→ Your instructions
Echo back everything from the first of the entries below down to the one containing "code-line[interactable] xyxy=(39,627,790,648)", inclusive, and nothing past it.

━━━━━ Dataset rows ━━━━━

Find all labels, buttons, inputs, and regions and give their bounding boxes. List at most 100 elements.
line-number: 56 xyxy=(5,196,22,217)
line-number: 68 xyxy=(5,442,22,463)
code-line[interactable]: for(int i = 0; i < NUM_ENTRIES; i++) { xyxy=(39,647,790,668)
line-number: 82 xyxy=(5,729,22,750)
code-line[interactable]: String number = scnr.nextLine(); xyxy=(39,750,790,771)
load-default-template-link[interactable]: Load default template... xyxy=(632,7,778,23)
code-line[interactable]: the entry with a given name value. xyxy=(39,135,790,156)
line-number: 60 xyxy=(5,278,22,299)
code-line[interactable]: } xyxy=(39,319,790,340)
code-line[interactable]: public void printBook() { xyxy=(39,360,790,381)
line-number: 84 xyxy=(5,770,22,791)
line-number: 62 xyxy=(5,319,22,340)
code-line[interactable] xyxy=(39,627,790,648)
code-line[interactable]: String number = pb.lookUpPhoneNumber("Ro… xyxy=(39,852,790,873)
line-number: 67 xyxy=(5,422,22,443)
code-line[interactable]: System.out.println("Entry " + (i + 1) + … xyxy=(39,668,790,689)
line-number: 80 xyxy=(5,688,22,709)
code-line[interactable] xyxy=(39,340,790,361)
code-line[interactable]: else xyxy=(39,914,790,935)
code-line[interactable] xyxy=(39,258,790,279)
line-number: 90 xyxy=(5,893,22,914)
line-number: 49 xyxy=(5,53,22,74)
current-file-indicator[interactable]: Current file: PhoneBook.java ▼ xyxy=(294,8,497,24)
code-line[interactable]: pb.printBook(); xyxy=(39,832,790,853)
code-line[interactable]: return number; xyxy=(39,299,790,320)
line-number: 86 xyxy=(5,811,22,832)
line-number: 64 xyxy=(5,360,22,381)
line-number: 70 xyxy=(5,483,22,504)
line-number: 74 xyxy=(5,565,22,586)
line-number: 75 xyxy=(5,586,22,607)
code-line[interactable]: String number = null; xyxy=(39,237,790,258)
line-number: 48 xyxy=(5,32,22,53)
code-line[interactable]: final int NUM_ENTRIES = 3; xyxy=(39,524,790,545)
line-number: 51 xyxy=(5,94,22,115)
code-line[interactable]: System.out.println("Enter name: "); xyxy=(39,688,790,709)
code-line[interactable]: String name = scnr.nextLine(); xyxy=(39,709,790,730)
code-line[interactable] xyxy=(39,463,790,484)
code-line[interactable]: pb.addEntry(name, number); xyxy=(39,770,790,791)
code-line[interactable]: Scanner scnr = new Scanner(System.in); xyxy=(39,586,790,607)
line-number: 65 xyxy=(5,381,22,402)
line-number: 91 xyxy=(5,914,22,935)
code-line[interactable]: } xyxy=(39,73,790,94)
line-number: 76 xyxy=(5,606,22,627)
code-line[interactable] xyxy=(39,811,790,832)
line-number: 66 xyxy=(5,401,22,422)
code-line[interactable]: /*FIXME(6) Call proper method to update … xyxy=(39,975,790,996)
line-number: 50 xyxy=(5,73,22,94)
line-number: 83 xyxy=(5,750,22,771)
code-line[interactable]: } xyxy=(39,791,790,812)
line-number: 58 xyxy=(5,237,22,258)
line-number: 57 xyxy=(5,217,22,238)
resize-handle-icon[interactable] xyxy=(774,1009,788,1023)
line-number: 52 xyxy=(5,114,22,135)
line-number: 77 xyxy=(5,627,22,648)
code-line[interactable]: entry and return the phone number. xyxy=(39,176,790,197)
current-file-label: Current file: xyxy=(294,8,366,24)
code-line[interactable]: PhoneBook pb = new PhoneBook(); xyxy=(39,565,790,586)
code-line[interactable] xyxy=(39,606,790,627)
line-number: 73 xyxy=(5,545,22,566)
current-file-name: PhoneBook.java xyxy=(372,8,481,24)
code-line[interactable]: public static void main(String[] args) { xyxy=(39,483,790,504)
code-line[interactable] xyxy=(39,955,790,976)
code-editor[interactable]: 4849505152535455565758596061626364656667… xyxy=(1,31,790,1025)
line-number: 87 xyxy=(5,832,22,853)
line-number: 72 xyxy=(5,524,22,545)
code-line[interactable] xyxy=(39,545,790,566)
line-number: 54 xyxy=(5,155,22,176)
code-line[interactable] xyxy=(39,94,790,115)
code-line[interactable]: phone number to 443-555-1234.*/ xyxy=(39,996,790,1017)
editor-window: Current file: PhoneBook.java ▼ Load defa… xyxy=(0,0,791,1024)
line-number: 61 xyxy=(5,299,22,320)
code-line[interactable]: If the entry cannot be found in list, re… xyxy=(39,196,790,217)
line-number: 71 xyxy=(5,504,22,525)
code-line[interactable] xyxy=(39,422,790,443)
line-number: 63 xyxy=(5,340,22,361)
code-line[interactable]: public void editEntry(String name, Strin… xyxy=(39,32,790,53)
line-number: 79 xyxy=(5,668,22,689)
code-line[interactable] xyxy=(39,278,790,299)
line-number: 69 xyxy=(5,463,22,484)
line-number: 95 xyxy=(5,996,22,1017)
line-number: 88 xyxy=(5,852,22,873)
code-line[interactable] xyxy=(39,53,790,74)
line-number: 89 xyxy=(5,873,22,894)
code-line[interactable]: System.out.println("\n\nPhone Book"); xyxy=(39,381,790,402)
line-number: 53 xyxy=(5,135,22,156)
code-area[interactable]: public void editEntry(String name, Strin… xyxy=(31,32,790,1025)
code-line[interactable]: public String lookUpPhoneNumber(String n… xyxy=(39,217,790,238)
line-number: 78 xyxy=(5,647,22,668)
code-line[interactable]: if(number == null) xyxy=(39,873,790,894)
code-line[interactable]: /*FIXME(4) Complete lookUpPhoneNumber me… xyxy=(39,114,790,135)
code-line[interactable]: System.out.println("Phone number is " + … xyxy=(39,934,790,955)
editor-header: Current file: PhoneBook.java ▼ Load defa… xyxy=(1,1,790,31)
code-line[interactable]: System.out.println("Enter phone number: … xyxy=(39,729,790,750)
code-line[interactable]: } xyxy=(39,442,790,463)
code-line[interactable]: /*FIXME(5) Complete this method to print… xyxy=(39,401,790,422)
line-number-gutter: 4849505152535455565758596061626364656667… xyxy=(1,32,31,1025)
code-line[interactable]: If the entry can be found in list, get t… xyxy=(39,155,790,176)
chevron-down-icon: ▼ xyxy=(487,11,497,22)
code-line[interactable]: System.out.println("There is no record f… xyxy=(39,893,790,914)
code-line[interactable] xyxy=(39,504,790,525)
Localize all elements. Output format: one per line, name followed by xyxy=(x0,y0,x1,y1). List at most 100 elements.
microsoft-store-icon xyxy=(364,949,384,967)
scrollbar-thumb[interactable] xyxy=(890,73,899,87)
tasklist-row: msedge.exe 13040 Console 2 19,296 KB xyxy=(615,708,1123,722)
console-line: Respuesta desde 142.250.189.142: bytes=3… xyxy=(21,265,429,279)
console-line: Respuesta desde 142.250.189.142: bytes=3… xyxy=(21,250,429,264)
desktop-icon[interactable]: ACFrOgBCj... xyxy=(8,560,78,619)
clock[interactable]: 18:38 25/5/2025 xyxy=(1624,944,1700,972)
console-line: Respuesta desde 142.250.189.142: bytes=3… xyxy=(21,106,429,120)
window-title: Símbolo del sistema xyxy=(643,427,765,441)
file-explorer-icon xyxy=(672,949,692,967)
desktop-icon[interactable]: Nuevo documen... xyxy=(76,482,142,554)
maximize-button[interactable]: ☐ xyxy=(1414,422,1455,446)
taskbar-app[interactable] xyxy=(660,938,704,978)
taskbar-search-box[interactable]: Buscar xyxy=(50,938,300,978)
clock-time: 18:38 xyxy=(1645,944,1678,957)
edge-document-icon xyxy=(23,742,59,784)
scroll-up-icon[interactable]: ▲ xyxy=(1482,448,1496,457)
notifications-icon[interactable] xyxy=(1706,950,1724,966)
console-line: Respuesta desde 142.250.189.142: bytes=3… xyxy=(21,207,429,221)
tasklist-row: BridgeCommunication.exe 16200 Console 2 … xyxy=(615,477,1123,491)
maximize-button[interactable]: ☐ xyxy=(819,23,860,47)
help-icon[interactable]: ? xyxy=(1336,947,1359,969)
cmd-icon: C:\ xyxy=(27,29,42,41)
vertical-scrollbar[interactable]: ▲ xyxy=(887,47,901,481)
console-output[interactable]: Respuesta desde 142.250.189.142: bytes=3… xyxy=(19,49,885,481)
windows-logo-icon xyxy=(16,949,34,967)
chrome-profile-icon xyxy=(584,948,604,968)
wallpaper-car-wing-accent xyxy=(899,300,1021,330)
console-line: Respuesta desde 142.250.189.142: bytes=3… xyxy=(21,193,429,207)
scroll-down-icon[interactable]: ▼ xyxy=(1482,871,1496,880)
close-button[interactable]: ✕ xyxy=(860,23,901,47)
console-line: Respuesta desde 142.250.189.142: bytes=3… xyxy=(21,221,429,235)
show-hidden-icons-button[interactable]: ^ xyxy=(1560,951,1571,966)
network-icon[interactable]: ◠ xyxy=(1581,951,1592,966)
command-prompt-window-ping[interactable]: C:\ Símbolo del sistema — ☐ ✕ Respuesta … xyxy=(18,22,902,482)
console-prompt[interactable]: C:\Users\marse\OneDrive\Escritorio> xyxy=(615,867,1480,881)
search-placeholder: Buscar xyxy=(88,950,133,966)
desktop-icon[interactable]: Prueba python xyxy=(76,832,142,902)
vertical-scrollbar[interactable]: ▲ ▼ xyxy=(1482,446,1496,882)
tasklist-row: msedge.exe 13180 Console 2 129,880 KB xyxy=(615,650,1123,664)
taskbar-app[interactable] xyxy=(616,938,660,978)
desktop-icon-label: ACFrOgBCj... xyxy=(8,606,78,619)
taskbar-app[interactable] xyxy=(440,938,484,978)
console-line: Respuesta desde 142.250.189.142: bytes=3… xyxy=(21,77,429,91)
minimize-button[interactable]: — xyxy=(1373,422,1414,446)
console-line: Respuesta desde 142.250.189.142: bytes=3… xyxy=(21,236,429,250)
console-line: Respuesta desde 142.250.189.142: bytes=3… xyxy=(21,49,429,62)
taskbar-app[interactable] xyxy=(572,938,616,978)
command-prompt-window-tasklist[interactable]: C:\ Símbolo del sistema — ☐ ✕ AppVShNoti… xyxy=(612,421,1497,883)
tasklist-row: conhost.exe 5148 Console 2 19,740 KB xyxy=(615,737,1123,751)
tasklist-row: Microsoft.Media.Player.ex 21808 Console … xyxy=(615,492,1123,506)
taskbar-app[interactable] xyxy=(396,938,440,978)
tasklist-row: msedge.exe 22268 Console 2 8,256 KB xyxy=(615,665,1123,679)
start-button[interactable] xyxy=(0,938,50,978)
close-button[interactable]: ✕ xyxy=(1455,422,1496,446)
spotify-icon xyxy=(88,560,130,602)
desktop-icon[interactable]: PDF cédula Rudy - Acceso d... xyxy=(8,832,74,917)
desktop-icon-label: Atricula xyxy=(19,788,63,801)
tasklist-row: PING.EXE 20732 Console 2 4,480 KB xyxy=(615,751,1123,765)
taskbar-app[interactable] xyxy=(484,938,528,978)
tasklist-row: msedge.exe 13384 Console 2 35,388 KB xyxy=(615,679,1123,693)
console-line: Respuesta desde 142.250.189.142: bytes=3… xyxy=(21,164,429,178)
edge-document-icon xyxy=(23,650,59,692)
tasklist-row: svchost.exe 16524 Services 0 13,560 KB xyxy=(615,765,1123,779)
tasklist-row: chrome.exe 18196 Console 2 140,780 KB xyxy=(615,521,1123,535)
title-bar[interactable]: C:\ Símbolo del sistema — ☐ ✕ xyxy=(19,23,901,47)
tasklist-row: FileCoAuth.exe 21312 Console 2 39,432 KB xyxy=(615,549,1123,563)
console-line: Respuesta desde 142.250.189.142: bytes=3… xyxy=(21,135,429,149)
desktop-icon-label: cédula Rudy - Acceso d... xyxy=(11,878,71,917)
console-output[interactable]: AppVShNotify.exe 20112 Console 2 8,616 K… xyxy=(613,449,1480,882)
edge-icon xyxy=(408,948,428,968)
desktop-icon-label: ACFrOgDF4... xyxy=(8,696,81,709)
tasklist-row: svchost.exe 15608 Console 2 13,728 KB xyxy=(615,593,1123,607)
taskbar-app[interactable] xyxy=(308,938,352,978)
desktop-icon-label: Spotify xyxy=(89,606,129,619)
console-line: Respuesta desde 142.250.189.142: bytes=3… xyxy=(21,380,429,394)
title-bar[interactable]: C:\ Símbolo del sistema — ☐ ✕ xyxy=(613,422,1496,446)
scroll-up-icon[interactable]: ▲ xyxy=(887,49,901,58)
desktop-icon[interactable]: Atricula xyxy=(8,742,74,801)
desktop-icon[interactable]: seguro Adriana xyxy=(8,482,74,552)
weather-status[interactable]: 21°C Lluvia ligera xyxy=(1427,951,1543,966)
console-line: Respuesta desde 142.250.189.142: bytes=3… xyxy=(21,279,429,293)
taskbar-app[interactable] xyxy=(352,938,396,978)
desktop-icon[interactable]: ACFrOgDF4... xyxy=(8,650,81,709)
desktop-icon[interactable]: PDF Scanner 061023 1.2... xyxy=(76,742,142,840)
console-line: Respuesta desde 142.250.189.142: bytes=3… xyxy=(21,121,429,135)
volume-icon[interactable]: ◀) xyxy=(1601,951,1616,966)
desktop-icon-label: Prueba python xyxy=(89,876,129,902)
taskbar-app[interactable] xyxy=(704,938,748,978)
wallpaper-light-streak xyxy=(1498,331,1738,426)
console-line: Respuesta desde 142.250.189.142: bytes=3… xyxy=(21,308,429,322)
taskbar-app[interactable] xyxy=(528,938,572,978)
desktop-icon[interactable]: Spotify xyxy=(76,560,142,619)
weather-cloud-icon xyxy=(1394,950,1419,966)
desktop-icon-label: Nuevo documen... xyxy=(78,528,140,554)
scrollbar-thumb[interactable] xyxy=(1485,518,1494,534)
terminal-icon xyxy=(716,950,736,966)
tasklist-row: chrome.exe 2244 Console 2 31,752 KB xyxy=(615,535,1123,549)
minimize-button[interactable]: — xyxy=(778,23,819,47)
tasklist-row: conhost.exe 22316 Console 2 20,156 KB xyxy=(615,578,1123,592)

━━━━━

→ Final result
Find all labels, buttons, inputs, and regions and give their bounding boxes. List at most 100 elements.
line-number: 56 xyxy=(5,196,22,217)
line-number: 68 xyxy=(5,442,22,463)
code-line[interactable]: for(int i = 0; i < NUM_ENTRIES; i++) { xyxy=(39,647,790,668)
line-number: 82 xyxy=(5,729,22,750)
code-line[interactable]: String number = scnr.nextLine(); xyxy=(39,750,790,771)
load-default-template-link[interactable]: Load default template... xyxy=(632,7,778,23)
code-line[interactable]: the entry with a given name value. xyxy=(39,135,790,156)
line-number: 60 xyxy=(5,278,22,299)
code-line[interactable]: } xyxy=(39,319,790,340)
code-line[interactable]: public void printBook() { xyxy=(39,360,790,381)
line-number: 84 xyxy=(5,770,22,791)
line-number: 62 xyxy=(5,319,22,340)
code-line[interactable] xyxy=(39,627,790,648)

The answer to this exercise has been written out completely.